=== EXCERPTED DATA ===
---

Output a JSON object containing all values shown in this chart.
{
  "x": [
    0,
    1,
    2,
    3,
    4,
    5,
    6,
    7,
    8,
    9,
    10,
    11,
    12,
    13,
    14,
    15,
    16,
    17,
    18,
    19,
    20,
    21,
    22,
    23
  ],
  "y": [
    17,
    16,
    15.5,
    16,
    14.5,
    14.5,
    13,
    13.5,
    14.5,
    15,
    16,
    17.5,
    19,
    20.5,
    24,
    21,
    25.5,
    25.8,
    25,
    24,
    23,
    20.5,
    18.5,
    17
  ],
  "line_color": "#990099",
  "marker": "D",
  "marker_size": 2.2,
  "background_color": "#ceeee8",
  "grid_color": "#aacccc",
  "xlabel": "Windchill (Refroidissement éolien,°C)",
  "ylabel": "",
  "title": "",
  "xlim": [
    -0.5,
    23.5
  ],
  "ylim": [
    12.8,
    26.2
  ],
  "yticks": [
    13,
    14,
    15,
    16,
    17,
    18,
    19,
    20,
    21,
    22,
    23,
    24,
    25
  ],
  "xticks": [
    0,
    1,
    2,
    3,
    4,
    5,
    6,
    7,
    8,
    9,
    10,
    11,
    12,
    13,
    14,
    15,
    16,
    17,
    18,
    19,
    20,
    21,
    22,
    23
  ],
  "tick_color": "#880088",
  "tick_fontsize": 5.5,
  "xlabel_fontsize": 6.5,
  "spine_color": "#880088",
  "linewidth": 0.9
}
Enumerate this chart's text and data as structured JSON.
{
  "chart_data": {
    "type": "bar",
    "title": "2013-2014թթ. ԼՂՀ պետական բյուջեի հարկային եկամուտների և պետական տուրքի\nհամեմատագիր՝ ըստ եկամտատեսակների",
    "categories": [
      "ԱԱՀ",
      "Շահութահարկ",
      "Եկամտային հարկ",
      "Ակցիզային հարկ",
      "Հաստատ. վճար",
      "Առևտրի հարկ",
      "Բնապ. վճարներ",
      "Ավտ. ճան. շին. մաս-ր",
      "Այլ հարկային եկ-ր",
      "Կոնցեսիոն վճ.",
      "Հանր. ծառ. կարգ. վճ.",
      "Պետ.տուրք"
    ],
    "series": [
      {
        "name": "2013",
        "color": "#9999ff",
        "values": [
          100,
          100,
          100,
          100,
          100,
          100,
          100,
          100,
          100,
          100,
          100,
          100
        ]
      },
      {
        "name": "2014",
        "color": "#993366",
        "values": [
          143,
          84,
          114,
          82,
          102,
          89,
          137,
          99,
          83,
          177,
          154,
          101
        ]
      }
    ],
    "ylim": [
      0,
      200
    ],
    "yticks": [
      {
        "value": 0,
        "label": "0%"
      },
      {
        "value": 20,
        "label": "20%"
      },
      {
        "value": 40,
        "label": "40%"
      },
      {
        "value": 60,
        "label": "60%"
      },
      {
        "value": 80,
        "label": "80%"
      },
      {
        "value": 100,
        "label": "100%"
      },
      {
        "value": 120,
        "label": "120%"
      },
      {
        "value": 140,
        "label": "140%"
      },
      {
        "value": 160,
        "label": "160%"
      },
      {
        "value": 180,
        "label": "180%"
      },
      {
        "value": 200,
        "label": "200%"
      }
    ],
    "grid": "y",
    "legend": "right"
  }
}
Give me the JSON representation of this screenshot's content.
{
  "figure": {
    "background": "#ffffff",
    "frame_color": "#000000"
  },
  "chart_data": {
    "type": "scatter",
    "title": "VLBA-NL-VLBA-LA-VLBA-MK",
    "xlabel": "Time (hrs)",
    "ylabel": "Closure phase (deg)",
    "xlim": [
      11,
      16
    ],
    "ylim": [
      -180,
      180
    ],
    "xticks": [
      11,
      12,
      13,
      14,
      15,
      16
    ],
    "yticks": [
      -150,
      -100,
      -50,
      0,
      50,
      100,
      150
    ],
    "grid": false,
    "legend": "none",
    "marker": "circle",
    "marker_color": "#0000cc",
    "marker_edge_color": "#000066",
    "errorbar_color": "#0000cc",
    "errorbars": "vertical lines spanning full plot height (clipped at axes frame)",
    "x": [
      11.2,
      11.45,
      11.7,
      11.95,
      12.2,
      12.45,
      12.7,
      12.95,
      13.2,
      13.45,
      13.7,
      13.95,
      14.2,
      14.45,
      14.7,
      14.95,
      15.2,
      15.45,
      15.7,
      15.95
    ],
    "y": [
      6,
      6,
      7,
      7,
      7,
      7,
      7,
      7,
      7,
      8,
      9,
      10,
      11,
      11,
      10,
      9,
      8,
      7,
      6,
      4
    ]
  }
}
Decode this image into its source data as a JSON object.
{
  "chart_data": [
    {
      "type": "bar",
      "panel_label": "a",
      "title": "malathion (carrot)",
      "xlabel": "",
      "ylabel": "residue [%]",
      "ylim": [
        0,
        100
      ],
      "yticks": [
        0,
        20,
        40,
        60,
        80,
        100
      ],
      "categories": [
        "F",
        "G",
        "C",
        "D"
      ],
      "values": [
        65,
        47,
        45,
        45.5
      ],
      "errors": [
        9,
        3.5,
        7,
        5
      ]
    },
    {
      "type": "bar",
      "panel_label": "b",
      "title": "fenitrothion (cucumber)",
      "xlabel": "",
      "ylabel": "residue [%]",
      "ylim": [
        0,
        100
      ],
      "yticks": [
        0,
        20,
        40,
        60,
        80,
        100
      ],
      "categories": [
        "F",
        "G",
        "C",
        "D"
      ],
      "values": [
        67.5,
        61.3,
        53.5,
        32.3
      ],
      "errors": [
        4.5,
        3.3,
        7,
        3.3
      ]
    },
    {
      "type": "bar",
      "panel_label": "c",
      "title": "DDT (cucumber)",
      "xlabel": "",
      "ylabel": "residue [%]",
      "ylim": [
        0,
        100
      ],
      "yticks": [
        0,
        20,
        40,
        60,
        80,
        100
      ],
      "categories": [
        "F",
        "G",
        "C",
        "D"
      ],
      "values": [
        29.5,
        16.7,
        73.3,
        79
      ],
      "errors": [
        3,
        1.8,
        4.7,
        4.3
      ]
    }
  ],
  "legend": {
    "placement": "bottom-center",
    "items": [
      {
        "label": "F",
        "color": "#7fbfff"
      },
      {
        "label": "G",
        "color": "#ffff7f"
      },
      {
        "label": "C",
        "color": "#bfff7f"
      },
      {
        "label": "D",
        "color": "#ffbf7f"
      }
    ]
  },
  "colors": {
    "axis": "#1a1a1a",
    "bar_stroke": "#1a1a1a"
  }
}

---

=== WORK TO COMPLETE ===
How many lines in these records hold the string "հարկային"? Reply with the number alone.

=== REPLY ===
2